━━━ Estratto dei dati ━━━

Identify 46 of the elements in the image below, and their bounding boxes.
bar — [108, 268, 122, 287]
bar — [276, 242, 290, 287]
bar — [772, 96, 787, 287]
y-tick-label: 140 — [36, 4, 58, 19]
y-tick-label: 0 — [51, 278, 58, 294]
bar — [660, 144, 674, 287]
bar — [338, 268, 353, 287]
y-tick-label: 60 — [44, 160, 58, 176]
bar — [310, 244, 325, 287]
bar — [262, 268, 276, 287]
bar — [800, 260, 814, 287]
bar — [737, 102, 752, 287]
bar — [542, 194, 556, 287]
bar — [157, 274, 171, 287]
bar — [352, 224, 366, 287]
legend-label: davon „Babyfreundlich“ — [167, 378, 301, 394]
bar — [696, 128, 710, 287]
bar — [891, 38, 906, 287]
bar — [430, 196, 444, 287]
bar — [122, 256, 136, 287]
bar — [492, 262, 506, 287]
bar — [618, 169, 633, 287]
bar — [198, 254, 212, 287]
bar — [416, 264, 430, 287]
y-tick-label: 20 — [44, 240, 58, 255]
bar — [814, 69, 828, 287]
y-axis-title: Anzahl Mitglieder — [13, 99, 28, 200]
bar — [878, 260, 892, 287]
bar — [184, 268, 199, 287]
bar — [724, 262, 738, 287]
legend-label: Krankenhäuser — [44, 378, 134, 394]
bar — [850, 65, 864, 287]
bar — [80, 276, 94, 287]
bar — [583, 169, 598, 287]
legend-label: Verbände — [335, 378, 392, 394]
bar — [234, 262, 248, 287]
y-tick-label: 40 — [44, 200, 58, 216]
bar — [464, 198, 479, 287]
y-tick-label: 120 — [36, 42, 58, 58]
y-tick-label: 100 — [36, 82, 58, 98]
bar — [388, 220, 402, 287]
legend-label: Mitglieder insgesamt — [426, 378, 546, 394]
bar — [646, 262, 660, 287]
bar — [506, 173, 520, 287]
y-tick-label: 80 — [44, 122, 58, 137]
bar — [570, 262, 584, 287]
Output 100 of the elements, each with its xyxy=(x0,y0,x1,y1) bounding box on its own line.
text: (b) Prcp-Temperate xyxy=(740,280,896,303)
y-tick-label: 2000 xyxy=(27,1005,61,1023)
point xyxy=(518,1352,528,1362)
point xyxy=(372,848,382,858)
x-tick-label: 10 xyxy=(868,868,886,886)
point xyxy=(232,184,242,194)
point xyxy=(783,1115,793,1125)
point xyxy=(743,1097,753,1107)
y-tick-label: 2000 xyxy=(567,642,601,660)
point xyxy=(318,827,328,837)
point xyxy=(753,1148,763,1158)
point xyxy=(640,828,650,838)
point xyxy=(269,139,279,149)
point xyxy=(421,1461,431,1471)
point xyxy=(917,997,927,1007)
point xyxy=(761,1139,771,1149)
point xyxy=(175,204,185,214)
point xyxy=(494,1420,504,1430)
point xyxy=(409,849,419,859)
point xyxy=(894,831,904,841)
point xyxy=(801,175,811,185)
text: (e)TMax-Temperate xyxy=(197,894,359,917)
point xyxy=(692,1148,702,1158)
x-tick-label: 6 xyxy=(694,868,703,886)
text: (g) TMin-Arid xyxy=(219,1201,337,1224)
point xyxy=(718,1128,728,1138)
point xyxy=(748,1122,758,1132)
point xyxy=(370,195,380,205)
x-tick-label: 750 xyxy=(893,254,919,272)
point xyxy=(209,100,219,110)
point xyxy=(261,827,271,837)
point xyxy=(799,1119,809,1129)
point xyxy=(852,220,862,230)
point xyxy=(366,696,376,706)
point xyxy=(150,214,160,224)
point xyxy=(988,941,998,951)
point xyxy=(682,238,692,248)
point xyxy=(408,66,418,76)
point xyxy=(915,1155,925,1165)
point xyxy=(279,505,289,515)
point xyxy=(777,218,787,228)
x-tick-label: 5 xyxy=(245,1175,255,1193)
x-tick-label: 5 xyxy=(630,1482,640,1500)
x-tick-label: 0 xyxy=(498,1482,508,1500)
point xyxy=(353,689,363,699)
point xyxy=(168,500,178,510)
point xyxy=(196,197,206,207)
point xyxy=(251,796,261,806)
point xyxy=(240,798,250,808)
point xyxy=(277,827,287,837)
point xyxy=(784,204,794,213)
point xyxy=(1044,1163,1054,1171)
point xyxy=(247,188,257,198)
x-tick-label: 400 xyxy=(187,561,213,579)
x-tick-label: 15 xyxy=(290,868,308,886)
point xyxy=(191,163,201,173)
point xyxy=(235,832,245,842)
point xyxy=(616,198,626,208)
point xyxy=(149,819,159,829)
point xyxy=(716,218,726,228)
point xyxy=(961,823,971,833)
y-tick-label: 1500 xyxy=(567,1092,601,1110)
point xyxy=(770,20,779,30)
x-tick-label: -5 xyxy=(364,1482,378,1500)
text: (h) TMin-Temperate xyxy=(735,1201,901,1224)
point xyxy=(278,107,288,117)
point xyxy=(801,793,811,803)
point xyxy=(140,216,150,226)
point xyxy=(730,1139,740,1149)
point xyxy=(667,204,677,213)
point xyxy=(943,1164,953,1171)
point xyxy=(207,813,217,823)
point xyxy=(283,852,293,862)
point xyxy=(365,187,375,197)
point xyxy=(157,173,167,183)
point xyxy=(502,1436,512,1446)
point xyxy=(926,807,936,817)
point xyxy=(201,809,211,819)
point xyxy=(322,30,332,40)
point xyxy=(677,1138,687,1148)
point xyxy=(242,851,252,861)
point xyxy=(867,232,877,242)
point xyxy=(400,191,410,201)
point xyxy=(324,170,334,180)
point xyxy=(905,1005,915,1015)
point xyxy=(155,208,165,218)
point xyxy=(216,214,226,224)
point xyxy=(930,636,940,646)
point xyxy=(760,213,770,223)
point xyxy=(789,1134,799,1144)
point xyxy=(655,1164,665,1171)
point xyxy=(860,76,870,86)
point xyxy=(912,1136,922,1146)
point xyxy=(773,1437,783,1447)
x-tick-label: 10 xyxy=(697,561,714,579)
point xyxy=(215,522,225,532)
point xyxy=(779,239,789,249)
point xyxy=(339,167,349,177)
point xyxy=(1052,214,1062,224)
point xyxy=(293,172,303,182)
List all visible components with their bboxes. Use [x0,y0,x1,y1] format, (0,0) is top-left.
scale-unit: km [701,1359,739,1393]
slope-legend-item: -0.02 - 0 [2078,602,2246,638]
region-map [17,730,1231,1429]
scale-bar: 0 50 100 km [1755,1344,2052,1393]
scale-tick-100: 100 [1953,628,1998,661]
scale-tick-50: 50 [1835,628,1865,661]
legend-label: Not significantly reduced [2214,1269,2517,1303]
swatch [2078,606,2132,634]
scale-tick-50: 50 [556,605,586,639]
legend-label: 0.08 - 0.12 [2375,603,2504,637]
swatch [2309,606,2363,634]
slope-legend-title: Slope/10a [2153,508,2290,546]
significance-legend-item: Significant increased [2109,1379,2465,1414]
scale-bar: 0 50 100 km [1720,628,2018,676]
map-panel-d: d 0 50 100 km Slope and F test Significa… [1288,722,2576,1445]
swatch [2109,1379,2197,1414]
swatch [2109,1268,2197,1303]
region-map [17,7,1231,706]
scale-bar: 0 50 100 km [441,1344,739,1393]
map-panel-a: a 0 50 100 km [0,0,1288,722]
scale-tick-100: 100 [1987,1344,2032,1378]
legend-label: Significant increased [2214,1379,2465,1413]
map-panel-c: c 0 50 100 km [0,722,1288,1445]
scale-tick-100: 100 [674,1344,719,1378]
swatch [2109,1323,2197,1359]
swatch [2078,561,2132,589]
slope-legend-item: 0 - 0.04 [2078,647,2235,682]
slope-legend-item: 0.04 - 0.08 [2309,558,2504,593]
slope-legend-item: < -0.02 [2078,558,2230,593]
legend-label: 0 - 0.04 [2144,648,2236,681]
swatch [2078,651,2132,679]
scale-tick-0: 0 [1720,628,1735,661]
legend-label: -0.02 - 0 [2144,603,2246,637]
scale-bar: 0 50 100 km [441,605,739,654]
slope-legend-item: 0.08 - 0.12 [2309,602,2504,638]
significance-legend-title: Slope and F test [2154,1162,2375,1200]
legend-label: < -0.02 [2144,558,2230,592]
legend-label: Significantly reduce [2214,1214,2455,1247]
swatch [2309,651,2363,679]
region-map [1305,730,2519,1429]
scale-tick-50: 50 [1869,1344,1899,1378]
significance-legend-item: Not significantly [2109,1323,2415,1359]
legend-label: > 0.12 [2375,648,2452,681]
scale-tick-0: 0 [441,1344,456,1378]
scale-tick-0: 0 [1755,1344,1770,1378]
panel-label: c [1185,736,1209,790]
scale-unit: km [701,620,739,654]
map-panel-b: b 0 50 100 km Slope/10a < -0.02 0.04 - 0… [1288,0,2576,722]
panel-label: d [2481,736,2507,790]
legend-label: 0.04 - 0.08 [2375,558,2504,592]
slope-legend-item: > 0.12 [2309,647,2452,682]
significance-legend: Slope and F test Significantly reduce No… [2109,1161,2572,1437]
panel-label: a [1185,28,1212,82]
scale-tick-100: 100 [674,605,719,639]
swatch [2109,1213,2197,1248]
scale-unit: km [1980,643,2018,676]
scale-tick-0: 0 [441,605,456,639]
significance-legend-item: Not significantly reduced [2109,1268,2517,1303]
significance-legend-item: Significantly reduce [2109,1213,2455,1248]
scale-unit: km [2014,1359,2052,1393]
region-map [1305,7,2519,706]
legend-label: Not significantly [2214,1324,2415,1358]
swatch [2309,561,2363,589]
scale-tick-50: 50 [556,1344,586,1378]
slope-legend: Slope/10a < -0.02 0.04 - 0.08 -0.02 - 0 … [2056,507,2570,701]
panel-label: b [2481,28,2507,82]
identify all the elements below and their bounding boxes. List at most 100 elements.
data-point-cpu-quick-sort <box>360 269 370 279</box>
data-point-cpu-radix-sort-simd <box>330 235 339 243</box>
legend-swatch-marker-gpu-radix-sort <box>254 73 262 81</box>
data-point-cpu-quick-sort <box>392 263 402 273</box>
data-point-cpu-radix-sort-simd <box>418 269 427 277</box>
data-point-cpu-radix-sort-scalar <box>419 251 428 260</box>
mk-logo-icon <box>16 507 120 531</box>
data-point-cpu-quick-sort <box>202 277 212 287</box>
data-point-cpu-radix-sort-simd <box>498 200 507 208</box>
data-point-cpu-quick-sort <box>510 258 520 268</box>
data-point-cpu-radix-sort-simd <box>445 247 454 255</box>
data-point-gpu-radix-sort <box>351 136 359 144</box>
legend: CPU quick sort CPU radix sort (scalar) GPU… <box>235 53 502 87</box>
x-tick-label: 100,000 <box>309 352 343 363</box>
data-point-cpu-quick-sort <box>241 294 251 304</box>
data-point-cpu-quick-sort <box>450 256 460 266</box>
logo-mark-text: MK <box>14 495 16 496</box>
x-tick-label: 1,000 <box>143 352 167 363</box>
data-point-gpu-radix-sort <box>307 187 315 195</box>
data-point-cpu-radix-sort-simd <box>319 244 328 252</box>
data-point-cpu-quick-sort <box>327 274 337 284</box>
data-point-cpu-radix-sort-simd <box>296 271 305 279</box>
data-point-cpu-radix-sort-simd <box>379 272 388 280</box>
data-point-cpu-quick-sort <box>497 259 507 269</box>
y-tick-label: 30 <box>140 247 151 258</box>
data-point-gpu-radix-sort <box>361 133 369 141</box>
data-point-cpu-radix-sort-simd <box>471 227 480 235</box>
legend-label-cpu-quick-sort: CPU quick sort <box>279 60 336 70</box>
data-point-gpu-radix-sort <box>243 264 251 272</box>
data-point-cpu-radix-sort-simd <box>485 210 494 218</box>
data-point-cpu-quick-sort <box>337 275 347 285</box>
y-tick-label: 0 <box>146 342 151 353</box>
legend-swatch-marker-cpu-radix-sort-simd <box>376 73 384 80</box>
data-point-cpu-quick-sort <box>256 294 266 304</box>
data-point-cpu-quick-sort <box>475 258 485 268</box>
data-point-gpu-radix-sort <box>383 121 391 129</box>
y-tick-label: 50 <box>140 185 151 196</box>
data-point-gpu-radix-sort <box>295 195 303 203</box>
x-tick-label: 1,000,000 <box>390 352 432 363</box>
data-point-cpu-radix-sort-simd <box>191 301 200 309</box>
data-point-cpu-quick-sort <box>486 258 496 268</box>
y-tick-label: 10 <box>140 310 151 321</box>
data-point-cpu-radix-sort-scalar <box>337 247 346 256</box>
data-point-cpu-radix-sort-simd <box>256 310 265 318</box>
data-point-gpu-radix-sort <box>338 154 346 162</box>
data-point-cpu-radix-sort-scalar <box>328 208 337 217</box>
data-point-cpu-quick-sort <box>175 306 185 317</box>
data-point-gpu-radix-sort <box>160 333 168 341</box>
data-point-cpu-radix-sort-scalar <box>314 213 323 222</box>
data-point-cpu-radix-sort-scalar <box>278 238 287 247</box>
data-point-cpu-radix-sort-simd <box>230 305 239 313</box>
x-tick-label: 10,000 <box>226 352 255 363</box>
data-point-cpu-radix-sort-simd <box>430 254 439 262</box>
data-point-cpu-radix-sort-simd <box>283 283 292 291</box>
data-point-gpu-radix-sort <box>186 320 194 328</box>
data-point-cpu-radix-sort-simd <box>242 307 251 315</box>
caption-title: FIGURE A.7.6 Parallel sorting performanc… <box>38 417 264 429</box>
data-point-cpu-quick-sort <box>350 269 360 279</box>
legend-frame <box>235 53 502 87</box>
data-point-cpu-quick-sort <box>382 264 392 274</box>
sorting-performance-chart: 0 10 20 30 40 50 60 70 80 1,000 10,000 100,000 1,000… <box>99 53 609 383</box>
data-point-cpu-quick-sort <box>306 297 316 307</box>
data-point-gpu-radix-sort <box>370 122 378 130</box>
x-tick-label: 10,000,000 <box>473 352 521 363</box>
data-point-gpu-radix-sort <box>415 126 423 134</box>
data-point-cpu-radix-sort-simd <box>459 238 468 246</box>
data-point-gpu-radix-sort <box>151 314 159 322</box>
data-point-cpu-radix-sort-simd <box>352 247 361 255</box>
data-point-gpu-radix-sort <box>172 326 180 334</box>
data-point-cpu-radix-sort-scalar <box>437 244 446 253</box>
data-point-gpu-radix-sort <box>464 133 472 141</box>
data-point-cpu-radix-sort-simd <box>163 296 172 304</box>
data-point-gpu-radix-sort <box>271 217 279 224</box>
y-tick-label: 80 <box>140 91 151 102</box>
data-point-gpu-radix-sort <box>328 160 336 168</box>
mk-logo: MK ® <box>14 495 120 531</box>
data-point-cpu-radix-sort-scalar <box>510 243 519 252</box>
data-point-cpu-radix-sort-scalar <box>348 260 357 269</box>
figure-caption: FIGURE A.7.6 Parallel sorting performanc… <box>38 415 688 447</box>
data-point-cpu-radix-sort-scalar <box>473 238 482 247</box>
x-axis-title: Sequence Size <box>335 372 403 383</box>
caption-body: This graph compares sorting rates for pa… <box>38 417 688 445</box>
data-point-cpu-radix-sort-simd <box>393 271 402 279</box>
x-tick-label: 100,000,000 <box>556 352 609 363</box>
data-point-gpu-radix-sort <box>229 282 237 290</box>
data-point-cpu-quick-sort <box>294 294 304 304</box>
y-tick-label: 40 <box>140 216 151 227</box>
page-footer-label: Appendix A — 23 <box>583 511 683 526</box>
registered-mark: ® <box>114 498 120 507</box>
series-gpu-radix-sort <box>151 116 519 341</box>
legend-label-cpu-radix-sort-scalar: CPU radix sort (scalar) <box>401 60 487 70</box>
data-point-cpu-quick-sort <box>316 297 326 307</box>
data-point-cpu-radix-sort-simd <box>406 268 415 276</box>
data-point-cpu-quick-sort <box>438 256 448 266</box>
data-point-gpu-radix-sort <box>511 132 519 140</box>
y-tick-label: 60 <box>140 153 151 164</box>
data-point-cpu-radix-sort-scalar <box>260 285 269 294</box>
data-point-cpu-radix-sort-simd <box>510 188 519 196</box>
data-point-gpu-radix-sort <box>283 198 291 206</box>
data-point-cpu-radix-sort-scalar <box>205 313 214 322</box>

━━━

■ Problema breve ■
Aggiorna i dati partendo dall'inizio e terminando con la riga che contiene "bar — [430, 196, 444, 287]", sostituendo "legend-label" con "legend-entry" e lasciando invariato tutto il resto. Riporta soltanto queste righe.

■ Risultato esercizio ■
Identify 46 of the elements in the image below, and their bounding boxes.
bar — [108, 268, 122, 287]
bar — [276, 242, 290, 287]
bar — [772, 96, 787, 287]
y-tick-label: 140 — [36, 4, 58, 19]
y-tick-label: 0 — [51, 278, 58, 294]
bar — [660, 144, 674, 287]
bar — [338, 268, 353, 287]
y-tick-label: 60 — [44, 160, 58, 176]
bar — [310, 244, 325, 287]
bar — [262, 268, 276, 287]
bar — [800, 260, 814, 287]
bar — [737, 102, 752, 287]
bar — [542, 194, 556, 287]
bar — [157, 274, 171, 287]
bar — [352, 224, 366, 287]
legend-entry: davon „Babyfreundlich“ — [167, 378, 301, 394]
bar — [696, 128, 710, 287]
bar — [891, 38, 906, 287]
bar — [430, 196, 444, 287]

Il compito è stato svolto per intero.